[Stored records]

-----

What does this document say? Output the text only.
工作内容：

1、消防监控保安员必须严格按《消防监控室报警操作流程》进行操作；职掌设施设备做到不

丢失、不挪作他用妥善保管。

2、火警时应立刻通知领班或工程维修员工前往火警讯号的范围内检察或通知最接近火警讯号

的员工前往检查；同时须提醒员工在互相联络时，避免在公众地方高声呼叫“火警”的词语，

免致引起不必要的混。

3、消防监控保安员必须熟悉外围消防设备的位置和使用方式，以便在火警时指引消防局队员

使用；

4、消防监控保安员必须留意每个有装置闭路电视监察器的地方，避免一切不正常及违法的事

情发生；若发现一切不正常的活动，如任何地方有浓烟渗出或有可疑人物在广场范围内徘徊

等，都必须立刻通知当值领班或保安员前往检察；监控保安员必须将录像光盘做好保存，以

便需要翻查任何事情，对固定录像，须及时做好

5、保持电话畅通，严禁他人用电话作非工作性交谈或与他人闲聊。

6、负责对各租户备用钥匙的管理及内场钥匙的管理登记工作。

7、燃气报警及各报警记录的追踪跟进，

-----

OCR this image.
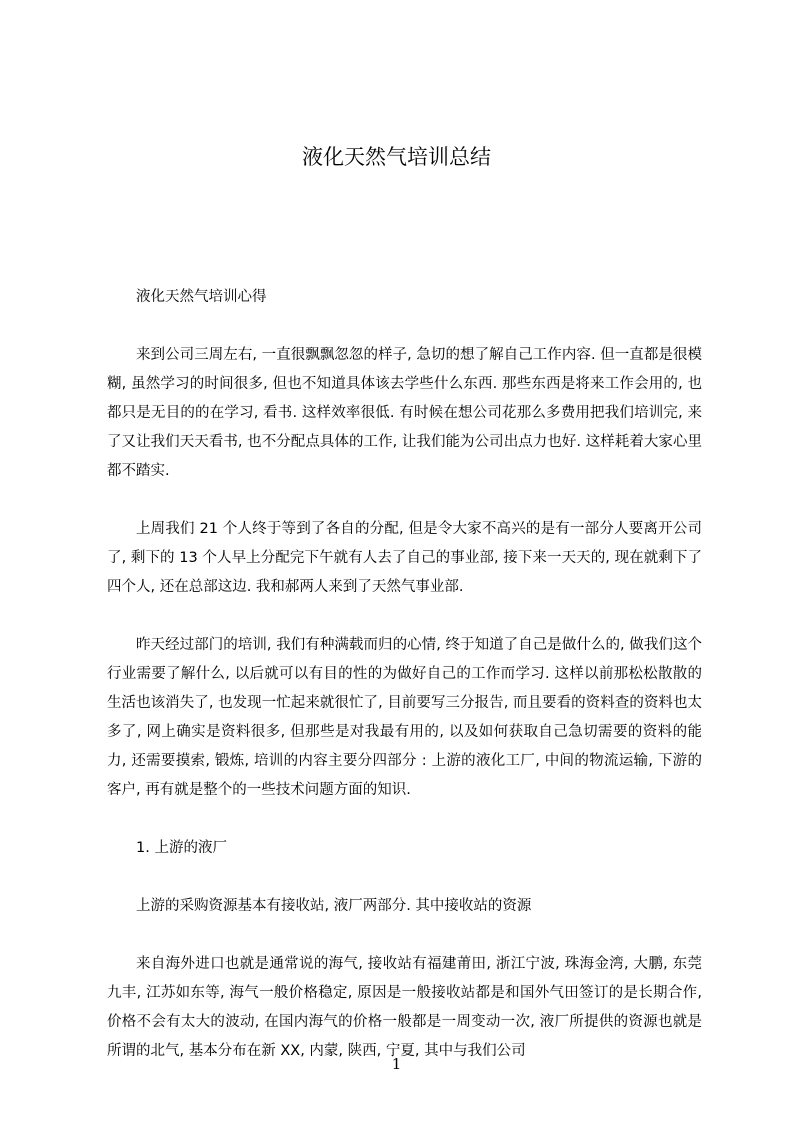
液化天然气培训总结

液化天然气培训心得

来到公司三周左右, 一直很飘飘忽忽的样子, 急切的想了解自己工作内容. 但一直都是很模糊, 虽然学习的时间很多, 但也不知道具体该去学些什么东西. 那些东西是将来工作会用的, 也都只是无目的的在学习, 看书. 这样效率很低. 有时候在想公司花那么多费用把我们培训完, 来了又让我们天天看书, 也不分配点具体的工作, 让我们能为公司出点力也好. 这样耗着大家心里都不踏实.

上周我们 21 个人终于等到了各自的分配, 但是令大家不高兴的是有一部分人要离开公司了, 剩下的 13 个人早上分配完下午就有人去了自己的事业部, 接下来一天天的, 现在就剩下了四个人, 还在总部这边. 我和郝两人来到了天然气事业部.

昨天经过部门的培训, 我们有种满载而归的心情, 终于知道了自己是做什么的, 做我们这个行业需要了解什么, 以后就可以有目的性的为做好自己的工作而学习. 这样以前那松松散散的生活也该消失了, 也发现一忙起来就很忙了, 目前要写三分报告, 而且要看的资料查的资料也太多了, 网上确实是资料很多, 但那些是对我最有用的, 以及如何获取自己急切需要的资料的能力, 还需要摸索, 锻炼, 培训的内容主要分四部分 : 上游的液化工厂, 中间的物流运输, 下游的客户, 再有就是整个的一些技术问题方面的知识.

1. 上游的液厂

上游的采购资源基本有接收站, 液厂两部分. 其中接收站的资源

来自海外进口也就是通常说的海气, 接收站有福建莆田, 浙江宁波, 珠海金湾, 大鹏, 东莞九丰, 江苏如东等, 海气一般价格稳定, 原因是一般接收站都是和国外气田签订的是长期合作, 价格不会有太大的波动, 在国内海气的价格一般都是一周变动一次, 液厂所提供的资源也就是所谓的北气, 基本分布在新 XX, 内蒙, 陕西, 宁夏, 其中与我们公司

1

-----

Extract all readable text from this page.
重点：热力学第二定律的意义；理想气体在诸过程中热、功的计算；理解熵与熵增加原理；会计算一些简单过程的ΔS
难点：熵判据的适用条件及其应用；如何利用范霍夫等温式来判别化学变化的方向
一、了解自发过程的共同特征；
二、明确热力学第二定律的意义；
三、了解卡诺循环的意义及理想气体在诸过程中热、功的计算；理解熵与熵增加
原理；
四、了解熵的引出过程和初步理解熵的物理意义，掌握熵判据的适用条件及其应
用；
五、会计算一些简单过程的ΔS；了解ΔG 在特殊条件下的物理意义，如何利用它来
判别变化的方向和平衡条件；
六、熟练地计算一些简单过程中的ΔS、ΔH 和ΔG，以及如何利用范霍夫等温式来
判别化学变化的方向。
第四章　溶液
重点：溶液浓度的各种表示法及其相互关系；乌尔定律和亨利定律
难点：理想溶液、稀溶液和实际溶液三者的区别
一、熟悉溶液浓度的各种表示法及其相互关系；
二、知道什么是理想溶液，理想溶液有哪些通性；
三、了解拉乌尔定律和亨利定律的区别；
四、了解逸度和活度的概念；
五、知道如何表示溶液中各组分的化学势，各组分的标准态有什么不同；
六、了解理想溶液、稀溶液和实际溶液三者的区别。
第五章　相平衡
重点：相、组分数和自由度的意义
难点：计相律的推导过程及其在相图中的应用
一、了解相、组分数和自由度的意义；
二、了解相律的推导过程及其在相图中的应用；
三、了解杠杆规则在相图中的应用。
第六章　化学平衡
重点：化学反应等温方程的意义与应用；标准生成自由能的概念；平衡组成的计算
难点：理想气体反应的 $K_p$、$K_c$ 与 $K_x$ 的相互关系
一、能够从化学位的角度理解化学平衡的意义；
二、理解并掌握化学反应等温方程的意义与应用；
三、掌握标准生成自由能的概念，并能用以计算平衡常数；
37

-----

Pick out the lines that have the word "稀溶液和实际溶液三者的区别". Copy them all.

难点：理想溶液、稀溶液和实际溶液三者的区别
六、了解理想溶液、稀溶液和实际溶液三者的区别。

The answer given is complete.